Directions for this task: Could you copy every line from the material below in which "wraz" appears?

━━━━━━

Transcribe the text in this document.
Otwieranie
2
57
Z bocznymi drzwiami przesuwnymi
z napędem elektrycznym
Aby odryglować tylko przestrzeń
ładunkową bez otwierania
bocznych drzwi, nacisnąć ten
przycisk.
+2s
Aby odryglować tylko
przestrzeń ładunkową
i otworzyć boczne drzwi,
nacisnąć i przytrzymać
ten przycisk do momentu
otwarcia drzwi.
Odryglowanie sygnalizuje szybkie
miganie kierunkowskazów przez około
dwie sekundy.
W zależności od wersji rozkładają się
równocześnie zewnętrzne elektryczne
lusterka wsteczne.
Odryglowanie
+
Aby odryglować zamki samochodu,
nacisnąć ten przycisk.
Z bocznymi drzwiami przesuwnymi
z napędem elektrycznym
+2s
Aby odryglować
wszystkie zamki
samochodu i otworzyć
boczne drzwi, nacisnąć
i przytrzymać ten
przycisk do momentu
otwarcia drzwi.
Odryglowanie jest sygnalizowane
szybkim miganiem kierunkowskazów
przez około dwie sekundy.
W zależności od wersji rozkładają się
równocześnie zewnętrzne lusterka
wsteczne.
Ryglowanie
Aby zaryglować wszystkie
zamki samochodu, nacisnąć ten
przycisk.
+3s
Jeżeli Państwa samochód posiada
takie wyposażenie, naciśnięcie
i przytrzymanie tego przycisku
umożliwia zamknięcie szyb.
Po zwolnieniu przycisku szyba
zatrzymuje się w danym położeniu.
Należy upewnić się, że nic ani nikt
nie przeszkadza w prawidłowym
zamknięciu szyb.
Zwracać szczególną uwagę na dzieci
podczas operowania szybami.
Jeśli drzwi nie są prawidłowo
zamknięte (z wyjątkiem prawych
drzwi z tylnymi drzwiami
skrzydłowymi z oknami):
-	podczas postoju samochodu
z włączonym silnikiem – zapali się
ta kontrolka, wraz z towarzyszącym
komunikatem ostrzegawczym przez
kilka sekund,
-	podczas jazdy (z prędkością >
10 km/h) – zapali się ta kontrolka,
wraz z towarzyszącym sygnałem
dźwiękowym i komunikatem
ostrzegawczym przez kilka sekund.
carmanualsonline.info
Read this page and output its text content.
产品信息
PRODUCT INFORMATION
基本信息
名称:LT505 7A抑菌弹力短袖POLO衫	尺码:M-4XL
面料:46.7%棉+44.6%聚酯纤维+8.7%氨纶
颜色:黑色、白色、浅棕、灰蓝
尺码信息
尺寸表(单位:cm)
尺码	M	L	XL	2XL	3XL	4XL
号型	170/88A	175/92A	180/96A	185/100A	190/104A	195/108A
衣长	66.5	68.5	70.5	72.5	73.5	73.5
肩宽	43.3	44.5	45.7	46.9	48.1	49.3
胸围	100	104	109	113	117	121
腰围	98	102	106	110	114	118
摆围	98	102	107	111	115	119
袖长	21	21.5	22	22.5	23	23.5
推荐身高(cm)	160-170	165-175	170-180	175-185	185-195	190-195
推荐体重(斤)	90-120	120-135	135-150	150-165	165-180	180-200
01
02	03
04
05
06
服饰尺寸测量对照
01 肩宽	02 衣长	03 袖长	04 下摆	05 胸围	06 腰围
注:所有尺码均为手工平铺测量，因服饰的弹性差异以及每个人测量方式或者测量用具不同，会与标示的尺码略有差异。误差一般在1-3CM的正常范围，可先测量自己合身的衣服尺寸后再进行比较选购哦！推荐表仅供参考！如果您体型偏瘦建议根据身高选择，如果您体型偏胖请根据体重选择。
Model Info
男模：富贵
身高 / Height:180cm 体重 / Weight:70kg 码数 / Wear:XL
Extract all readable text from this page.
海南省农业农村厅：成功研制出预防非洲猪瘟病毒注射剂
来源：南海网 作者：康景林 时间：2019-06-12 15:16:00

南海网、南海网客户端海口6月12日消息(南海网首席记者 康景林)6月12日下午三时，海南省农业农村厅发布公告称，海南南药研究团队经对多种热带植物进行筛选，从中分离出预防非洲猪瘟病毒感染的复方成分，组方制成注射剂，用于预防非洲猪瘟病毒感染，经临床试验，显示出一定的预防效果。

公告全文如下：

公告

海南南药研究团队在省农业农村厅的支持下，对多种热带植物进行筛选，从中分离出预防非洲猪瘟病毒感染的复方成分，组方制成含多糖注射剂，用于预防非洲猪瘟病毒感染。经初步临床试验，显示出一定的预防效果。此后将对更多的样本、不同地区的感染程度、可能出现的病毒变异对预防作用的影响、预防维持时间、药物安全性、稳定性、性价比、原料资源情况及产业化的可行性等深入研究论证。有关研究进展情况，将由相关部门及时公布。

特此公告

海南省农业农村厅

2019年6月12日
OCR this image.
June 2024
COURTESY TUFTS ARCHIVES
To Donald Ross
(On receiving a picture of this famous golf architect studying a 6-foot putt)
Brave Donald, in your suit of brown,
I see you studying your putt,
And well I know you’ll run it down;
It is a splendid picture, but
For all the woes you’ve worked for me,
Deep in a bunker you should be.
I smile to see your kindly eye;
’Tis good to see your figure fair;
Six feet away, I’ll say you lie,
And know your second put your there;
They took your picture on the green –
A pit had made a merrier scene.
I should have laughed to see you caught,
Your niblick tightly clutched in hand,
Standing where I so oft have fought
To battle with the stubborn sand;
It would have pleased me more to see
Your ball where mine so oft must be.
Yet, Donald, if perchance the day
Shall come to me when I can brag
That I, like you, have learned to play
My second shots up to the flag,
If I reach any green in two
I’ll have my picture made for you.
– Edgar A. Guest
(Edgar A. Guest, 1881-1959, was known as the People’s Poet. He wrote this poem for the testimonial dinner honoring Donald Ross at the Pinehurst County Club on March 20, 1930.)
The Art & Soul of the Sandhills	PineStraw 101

━━━━━━

Result:
ta kontrolka, wraz z towarzyszącym
wraz z towarzyszącym sygnałem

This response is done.